* Exercise requirements *
1. Using the accounting policy note below, explain why the carrying amount of the Company's cash, accounts payable, and accrued expenses and other liabilities approximates their fair value.
2. According to the accounting policy note below, under which accounting standard does the Company evaluate the recoverability of its long-lived assets and certain identifiable intangibles?

* Text to read *
______________________________
Fair Value of Financial Instruments—Certain of the Company’s financial instruments, including cash, accounts payable, and accrued expenses and other liabilities are carried at cost which approximates their fair value because of the short-term maturity of these financial instruments. The fair value of the Company’s assets acquired under capital leases was not significantly different than recorded historical cost at December 31, 2003 and 2002, as there was not a significant change in the interest rate between lease inception and year-end.

Impairment of Long-Lived Assets—The Company evaluates the recoverability of its long-lived assets and certain identifiable intangibles in accordance with SFAS No. 144, Accounting for the Impairment or Disposal of Long-Lived Assets. SFAS No. 144 requires recognition of impairment of long-lived assets in the event the net book value of such assets exceeds the future undiscounted cash flows attributable to such assets. If impairment is indicated, the carrying amount of the asset is written down to fair value. The Company has identified no such impairment losses.
______________________________
* Records supplied *

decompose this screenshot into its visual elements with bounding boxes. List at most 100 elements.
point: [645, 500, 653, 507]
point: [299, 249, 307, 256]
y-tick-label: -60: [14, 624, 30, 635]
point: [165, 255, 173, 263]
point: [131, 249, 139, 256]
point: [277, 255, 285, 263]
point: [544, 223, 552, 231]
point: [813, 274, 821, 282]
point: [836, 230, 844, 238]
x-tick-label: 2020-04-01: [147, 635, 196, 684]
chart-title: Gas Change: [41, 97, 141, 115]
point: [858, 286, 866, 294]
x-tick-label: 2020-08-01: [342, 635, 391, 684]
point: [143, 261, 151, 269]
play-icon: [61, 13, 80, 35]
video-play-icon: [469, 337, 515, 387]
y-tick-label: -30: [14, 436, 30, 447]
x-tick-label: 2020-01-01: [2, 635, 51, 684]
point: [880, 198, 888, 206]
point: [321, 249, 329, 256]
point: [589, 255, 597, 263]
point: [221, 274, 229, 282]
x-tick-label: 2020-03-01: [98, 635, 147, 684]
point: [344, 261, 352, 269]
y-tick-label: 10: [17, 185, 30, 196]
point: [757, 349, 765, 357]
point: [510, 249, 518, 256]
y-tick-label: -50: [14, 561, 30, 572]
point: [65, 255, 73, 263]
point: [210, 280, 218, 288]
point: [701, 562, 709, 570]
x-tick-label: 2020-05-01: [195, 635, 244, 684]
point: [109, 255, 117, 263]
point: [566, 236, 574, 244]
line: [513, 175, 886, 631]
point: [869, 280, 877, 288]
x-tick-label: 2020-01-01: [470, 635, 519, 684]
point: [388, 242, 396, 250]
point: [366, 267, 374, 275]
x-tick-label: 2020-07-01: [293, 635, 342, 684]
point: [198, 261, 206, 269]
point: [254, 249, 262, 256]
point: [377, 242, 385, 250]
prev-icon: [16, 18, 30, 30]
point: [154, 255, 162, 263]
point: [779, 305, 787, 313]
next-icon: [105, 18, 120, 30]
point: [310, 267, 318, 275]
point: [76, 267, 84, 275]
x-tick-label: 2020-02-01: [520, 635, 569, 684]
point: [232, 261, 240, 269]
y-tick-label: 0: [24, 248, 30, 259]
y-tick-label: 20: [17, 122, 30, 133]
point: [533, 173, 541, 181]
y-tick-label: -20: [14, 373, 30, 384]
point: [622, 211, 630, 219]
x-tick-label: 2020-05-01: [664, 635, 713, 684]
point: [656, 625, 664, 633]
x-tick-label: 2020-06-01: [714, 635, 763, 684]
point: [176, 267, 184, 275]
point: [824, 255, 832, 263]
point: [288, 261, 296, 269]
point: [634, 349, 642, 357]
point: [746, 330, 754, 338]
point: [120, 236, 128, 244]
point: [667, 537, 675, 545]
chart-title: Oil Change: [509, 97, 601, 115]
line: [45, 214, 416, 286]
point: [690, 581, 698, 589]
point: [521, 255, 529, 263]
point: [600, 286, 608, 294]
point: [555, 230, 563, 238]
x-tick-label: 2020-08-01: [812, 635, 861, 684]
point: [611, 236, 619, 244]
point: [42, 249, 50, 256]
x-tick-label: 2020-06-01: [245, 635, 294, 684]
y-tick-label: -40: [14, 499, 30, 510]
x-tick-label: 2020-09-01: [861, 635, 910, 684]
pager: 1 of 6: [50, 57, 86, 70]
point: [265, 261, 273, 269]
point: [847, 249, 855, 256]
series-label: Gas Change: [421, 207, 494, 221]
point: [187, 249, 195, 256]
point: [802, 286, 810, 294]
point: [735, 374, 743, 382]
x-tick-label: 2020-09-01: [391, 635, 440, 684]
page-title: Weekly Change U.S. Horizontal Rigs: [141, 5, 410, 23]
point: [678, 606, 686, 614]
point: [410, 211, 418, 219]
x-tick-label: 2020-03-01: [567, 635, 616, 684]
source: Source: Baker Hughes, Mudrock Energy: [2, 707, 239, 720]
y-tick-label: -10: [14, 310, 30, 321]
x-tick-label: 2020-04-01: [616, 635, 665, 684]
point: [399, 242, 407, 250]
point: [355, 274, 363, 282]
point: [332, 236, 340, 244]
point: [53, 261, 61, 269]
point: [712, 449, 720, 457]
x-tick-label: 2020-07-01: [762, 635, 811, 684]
______________________________
* Solved tasks *
1. These financial instruments are carried at cost, and that cost approximates their fair value because the instruments have short-term maturities.

2. SFAS No. 144, Accounting for the Impairment or Disposal of Long-Lived Assets.